--- Provided material ---

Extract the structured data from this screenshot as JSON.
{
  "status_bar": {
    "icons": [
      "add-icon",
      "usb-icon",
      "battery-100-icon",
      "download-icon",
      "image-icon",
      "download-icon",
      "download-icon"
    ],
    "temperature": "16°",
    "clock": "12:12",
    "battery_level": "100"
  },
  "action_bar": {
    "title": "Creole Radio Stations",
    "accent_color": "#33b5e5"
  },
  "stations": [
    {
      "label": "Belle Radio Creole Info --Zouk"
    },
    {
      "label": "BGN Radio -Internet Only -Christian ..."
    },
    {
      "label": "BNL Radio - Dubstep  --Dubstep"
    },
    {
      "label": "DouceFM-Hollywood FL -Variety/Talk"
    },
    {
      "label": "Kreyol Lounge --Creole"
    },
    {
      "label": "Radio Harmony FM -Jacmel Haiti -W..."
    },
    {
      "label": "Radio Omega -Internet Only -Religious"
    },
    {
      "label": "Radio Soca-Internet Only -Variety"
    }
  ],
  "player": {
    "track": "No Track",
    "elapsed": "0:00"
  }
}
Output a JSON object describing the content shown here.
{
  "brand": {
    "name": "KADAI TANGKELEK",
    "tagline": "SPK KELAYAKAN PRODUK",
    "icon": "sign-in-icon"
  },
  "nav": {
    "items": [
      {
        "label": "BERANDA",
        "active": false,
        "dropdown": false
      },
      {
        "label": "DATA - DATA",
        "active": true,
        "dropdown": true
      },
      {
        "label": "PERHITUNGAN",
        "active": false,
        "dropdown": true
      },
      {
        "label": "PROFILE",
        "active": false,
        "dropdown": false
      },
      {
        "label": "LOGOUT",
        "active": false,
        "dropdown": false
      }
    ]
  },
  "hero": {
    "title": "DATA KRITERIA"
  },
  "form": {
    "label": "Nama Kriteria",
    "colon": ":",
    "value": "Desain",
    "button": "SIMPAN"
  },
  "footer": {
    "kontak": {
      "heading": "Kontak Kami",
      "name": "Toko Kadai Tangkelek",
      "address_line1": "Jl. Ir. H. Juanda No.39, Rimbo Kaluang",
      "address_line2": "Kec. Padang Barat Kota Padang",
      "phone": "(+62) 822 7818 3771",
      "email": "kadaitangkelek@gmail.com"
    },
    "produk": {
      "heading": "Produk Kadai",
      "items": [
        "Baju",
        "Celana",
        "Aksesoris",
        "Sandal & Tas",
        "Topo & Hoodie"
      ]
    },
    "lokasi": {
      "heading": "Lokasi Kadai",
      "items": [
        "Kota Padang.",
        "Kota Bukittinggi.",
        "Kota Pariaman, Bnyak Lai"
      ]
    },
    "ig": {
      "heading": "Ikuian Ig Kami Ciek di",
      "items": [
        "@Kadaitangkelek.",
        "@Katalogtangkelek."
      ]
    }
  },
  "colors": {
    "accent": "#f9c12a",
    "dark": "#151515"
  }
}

---

> [Task details]: Return each line of the data exactly as written above.

> [Solution for this problem]:
Extract the structured data from this screenshot as JSON.
{
  "status_bar": {
    "icons": [
      "add-icon",
      "usb-icon",
      "battery-100-icon",
      "download-icon",
      "image-icon",
      "download-icon",
      "download-icon"
    ],
    "temperature": "16°",
    "clock": "12:12",
    "battery_level": "100"
  },
  "action_bar": {
    "title": "Creole Radio Stations",
    "accent_color": "#33b5e5"
  },
  "stations": [
    {
      "label": "Belle Radio Creole Info --Zouk"
    },
    {
      "label": "BGN Radio -Internet Only -Christian ..."
    },
    {
      "label": "BNL Radio - Dubstep  --Dubstep"
    },
    {
      "label": "DouceFM-Hollywood FL -Variety/Talk"
    },
    {
      "label": "Kreyol Lounge --Creole"
    },
    {
      "label": "Radio Harmony FM -Jacmel Haiti -W..."
    },
    {
      "label": "Radio Omega -Internet Only -Religious"
    },
    {
      "label": "Radio Soca-Internet Only -Variety"
    }
  ],
  "player": {
    "track": "No Track",
    "elapsed": "0:00"
  }
}
Output a JSON object describing the content shown here.
{
  "brand": {
    "name": "KADAI TANGKELEK",
    "tagline": "SPK KELAYAKAN PRODUK",
    "icon": "sign-in-icon"
  },
  "nav": {
    "items": [
      {
        "label": "BERANDA",
        "active": false,
        "dropdown": false
      },
      {
        "label": "DATA - DATA",
        "active": true,
        "dropdown": true
      },
      {
        "label": "PERHITUNGAN",
        "active": false,
        "dropdown": true
      },
      {
        "label": "PROFILE",
        "active": false,
        "dropdown": false
      },
      {
        "label": "LOGOUT",
        "active": false,
        "dropdown": false
      }
    ]
  },
  "hero": {
    "title": "DATA KRITERIA"
  },
  "form": {
    "label": "Nama Kriteria",
    "colon": ":",
    "value": "Desain",
    "button": "SIMPAN"
  },
  "footer": {
    "kontak": {
      "heading": "Kontak Kami",
      "name": "Toko Kadai Tangkelek",
      "address_line1": "Jl. Ir. H. Juanda No.39, Rimbo Kaluang",
      "address_line2": "Kec. Padang Barat Kota Padang",
      "phone": "(+62) 822 7818 3771",
      "email": "kadaitangkelek@gmail.com"
    },
    "produk": {
      "heading": "Produk Kadai",
      "items": [
        "Baju",
        "Celana",
        "Aksesoris",
        "Sandal & Tas",
        "Topo & Hoodie"
      ]
    },
    "lokasi": {
      "heading": "Lokasi Kadai",
      "items": [
        "Kota Padang.",
        "Kota Bukittinggi.",
        "Kota Pariaman, Bnyak Lai"
      ]
    },
    "ig": {
      "heading": "Ikuian Ig Kami Ciek di",
      "items": [
        "@Kadaitangkelek.",
        "@Katalogtangkelek."
      ]
    }
  },
  "colors": {
    "accent": "#f9c12a",
    "dark": "#151515"
  }
}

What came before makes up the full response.